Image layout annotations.
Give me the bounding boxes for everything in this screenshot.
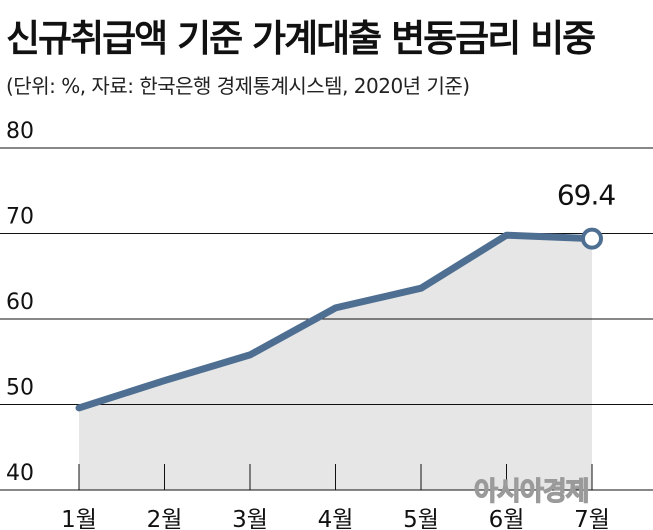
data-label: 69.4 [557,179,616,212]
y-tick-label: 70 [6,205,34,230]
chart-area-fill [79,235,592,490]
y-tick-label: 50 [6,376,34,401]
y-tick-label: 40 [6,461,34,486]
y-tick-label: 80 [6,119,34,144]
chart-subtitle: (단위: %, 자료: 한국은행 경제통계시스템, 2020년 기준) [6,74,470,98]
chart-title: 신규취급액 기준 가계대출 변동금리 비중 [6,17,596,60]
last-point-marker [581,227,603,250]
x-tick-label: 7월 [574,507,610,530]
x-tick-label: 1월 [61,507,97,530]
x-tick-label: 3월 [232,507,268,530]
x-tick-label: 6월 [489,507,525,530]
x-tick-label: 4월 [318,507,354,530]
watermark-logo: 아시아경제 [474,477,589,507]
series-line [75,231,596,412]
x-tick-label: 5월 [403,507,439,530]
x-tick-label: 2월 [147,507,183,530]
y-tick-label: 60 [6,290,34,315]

YOUR INSTRUCTIONS. Reproduce the material, substituting "y-axis-label" for every occurrence of "y-tick-label" and leaving everything else unchanged. Omit the pictures from your answer.

OUTPUT FOR THIS TASK.
Give me the bounding boxes for everything in this screenshot.
data-label: 69.4 [557,179,616,212]
y-axis-label: 70 [6,205,34,230]
chart-area-fill [79,235,592,490]
y-axis-label: 50 [6,376,34,401]
y-axis-label: 40 [6,461,34,486]
y-axis-label: 80 [6,119,34,144]
chart-subtitle: (단위: %, 자료: 한국은행 경제통계시스템, 2020년 기준) [6,74,470,98]
chart-title: 신규취급액 기준 가계대출 변동금리 비중 [6,17,596,60]
last-point-marker [581,227,603,250]
x-tick-label: 7월 [574,507,610,530]
x-tick-label: 1월 [61,507,97,530]
x-tick-label: 3월 [232,507,268,530]
x-tick-label: 6월 [489,507,525,530]
x-tick-label: 4월 [318,507,354,530]
watermark-logo: 아시아경제 [474,477,589,507]
series-line [75,231,596,412]
x-tick-label: 5월 [403,507,439,530]
x-tick-label: 2월 [147,507,183,530]
y-axis-label: 60 [6,290,34,315]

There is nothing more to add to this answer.